[Start EXTRACTED DATA]

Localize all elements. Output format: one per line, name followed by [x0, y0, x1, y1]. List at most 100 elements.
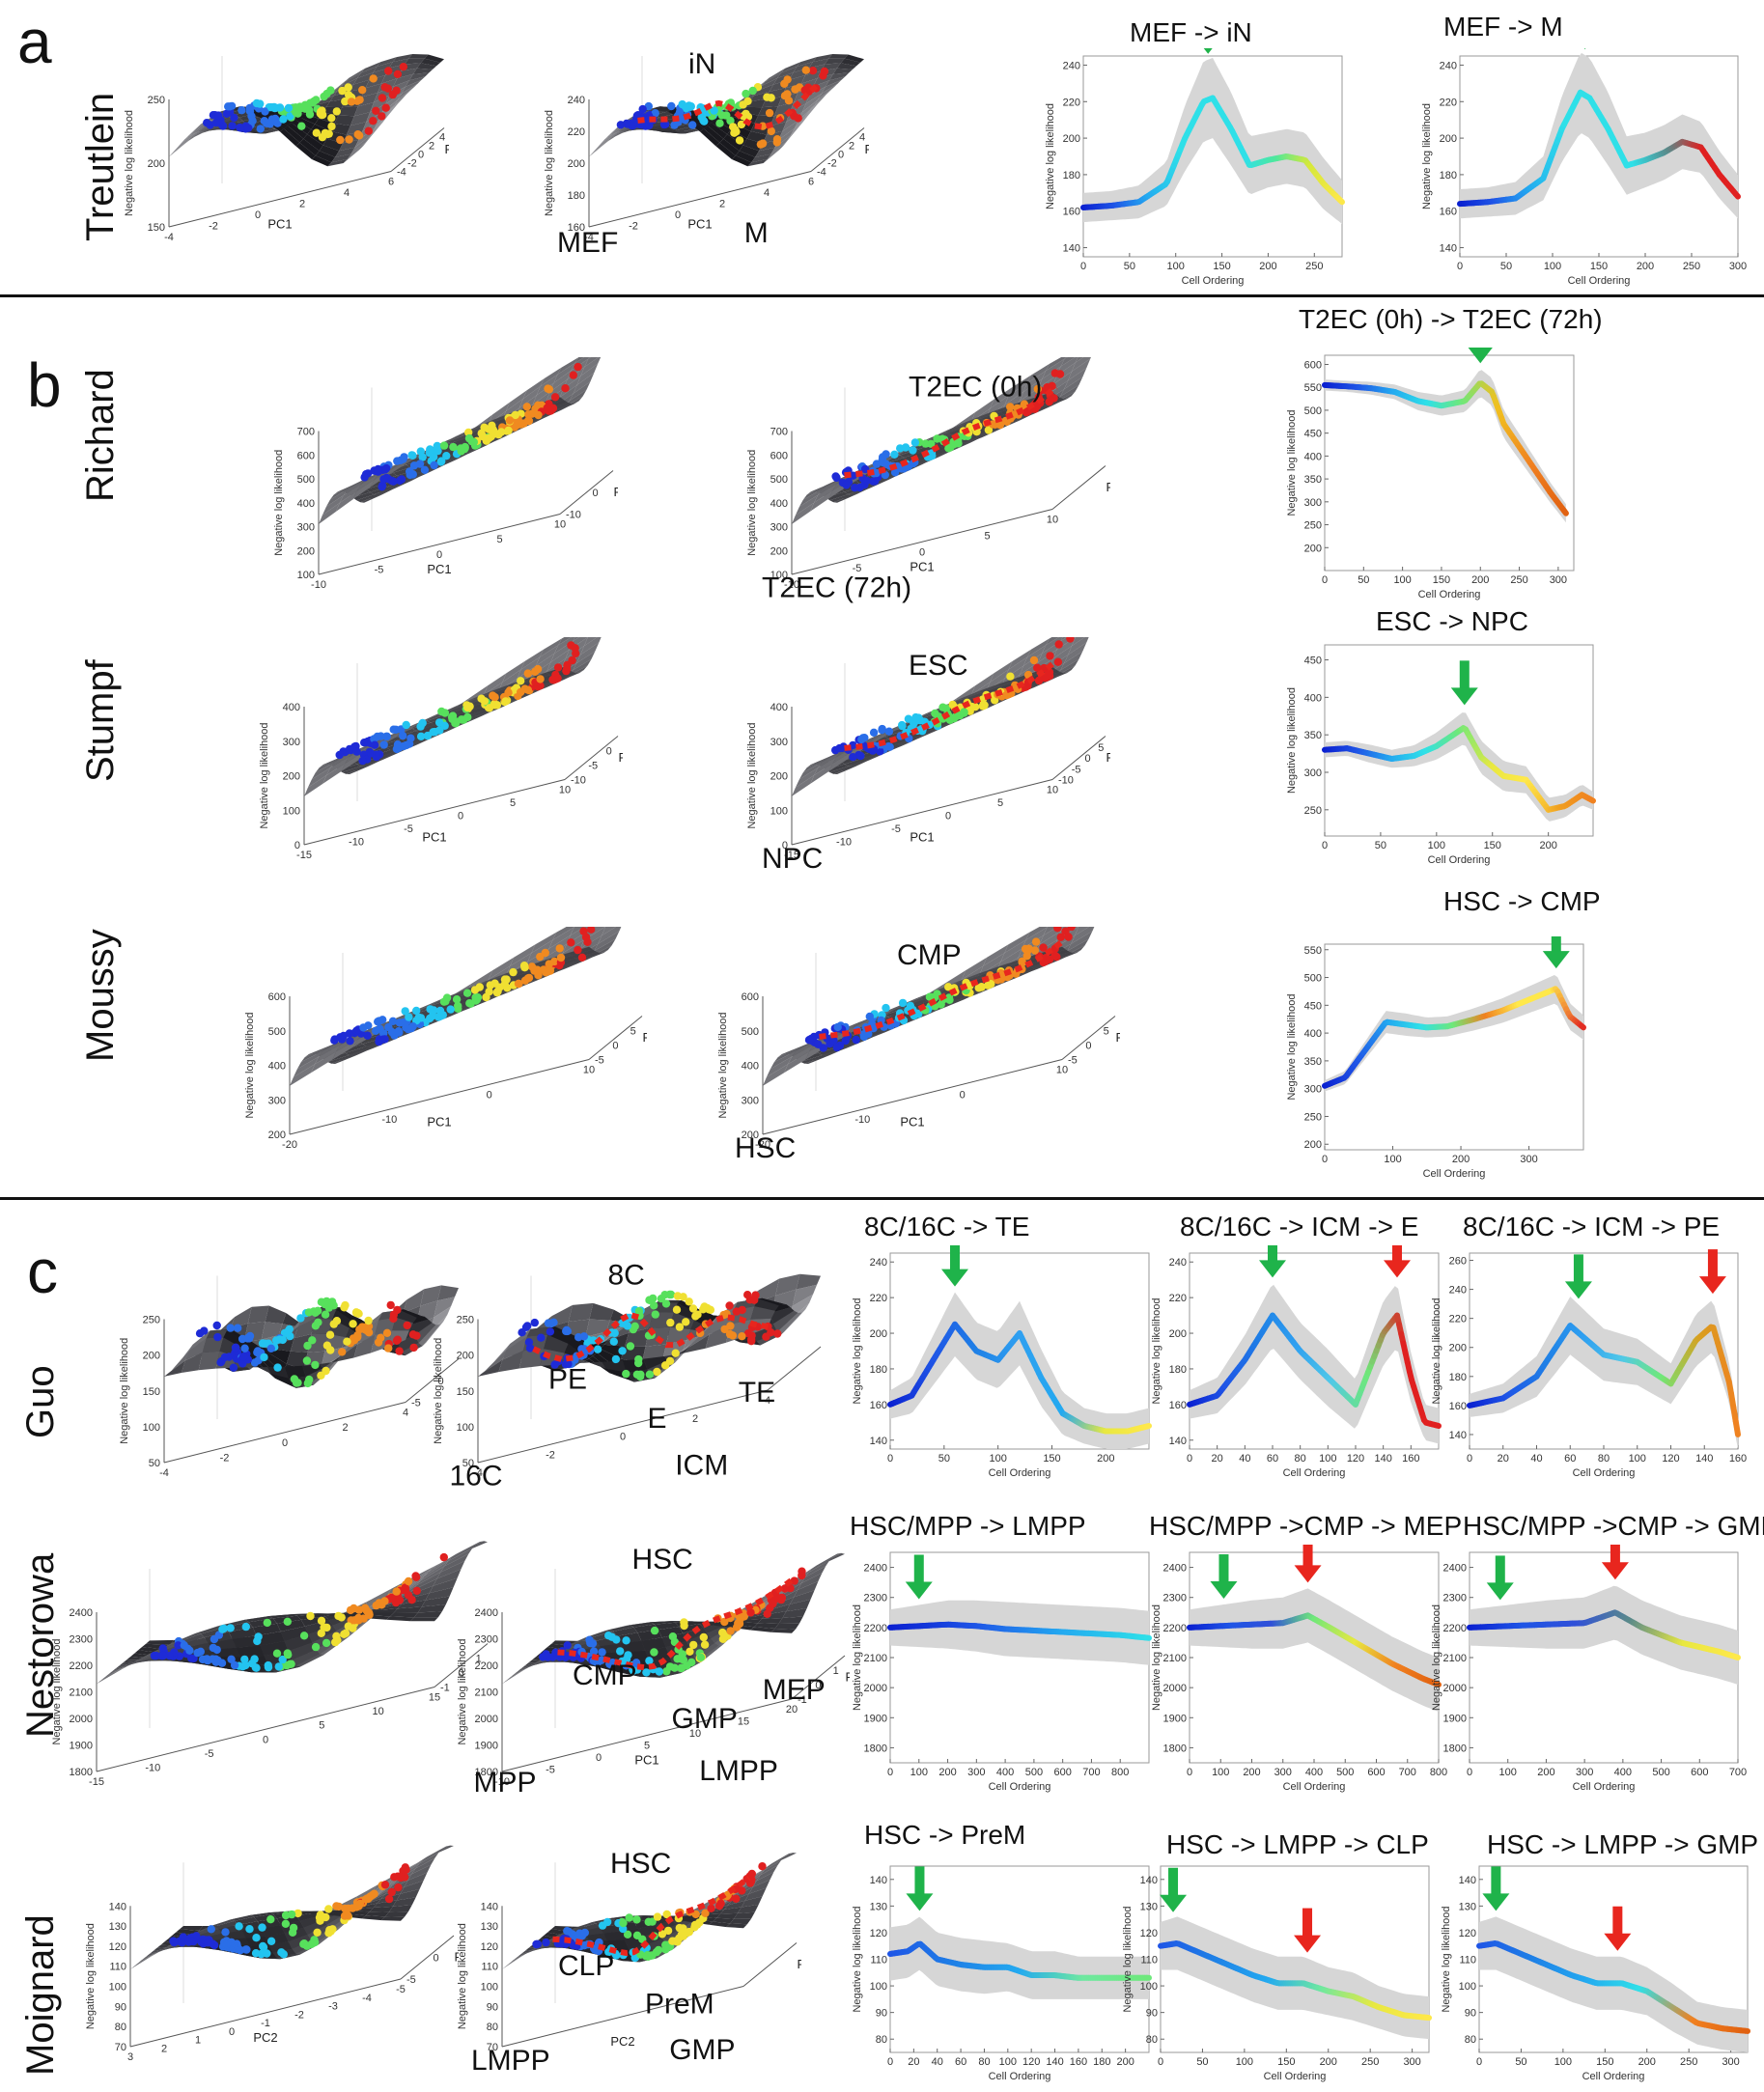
x-tick-label: 2: [342, 1422, 348, 1434]
surface-patch: [286, 1351, 308, 1370]
y-axis-line: [400, 1935, 455, 1980]
cell-point: [401, 1863, 409, 1872]
cell-point: [389, 725, 398, 734]
cell-point: [489, 425, 497, 433]
cell-point: [473, 993, 483, 1002]
x-tick-label: 0: [487, 1089, 492, 1101]
cell-point: [465, 999, 474, 1008]
surface-patch: [750, 1306, 775, 1320]
x-tick-label: 10: [583, 1065, 595, 1076]
cell-point: [320, 1623, 328, 1632]
surface-patch: [419, 1849, 443, 1864]
cell-point: [399, 731, 407, 740]
cell-point: [629, 1325, 637, 1334]
z-tick-label: 200: [268, 1130, 286, 1141]
cell-point: [671, 1349, 680, 1357]
cell-point: [665, 1356, 675, 1365]
surface-patch: [810, 490, 833, 512]
cell-point: [884, 727, 894, 736]
cell-point: [279, 115, 288, 124]
cell-point: [546, 966, 555, 975]
surface-patch: [554, 637, 575, 654]
cell-point: [1050, 369, 1059, 377]
surface-patch: [615, 1670, 640, 1677]
cell-point: [392, 1336, 402, 1345]
surface-patch: [569, 381, 591, 402]
x-axis-label: PC1: [910, 559, 934, 573]
line-title-mef-m: MEF -> M: [1443, 12, 1563, 42]
surface-patch: [792, 502, 815, 524]
cell-point: [399, 63, 407, 71]
surface-patch: [252, 1623, 281, 1636]
surface-patch: [228, 1627, 257, 1639]
surface-patch: [734, 1911, 755, 1919]
z-tick-label: 300: [742, 1095, 759, 1106]
cell-point: [150, 1651, 159, 1660]
surface-patch: [580, 637, 602, 655]
x-tick-label: 50: [1124, 261, 1135, 272]
cell-point: [743, 1329, 753, 1338]
cell-point: [501, 697, 510, 706]
z-tick-label: 2100: [475, 1688, 498, 1699]
y-tick-label: 200: [1063, 133, 1080, 145]
x-axis-line: [501, 1698, 793, 1772]
surface-patch: [760, 1859, 782, 1876]
cell-point: [457, 444, 465, 453]
surface-patch: [828, 72, 850, 81]
cell-point: [452, 995, 462, 1004]
cell-point: [251, 1949, 261, 1958]
cell-point: [517, 677, 525, 685]
surface-patch: [1072, 637, 1085, 647]
cell-point: [221, 1928, 230, 1937]
cell-point: [397, 475, 406, 484]
cell-point: [480, 423, 489, 432]
cell-point: [287, 1910, 296, 1919]
y-tick-label: -1: [798, 1694, 807, 1706]
surface-patch: [735, 151, 756, 163]
surface-patch: [223, 1329, 245, 1348]
surface-patch: [765, 68, 785, 82]
cell-point: [667, 101, 676, 111]
cell-point: [316, 1911, 325, 1919]
cell-point: [780, 79, 789, 88]
cell-point: [658, 1930, 667, 1939]
cell-point: [663, 1926, 673, 1936]
x-tick-label: -4: [473, 1467, 483, 1479]
z-tick-label: 200: [457, 1351, 474, 1362]
z-tick-label: 100: [770, 805, 788, 817]
surface-patch: [373, 62, 393, 73]
surface-patch: [392, 1897, 416, 1907]
x-axis-label: Cell Ordering: [1568, 275, 1631, 287]
cell-point: [927, 439, 936, 448]
cell-point: [442, 452, 451, 460]
trajectory-path: [552, 1875, 751, 1957]
cell-point: [619, 1924, 628, 1934]
surface-patch: [986, 669, 1009, 691]
x-tick-label: 4: [344, 187, 350, 199]
surface-patch: [150, 1943, 173, 1958]
cell-point: [203, 119, 211, 127]
panel-letter-a: a: [17, 7, 52, 76]
surface-patch: [1056, 658, 1079, 676]
surface-patch: [444, 1548, 473, 1567]
cell-point: [767, 126, 775, 136]
cell-point: [382, 1328, 392, 1337]
surface-patch: [754, 1298, 779, 1311]
cell-point: [587, 927, 596, 934]
surface-patch: [406, 76, 426, 87]
cell-point: [804, 1036, 814, 1045]
cell-point: [238, 1334, 247, 1344]
cell-point: [556, 953, 566, 962]
surface-patch: [739, 145, 760, 157]
cell-point: [524, 416, 534, 426]
surface-patch: [315, 151, 336, 163]
surface-patch: [544, 1334, 569, 1353]
cell-point: [374, 467, 382, 476]
cell-point: [683, 1661, 691, 1670]
surface-patch: [826, 491, 849, 501]
z-tick-label: 700: [770, 427, 788, 438]
cell-point: [364, 126, 373, 135]
surface-patch: [1000, 939, 1026, 962]
cell-point: [904, 714, 913, 723]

[End EXTRACTED DATA]

• **WRITTEN INSTRUCTION**: Reproduce every row from the one containing "x-tick-label: 2: [342, 1422, 348, 1434]" down to the one containing "x-tick-label: 0: [487, 1089, 492, 1101]", with both included and no changes.

• **RESULT FOR THIS TASK**:
x-tick-label: 2: [342, 1422, 348, 1434]
surface-patch: [286, 1351, 308, 1370]
y-axis-line: [400, 1935, 455, 1980]
cell-point: [401, 1863, 409, 1872]
cell-point: [389, 725, 398, 734]
cell-point: [489, 425, 497, 433]
cell-point: [473, 993, 483, 1002]
x-tick-label: 0: [487, 1089, 492, 1101]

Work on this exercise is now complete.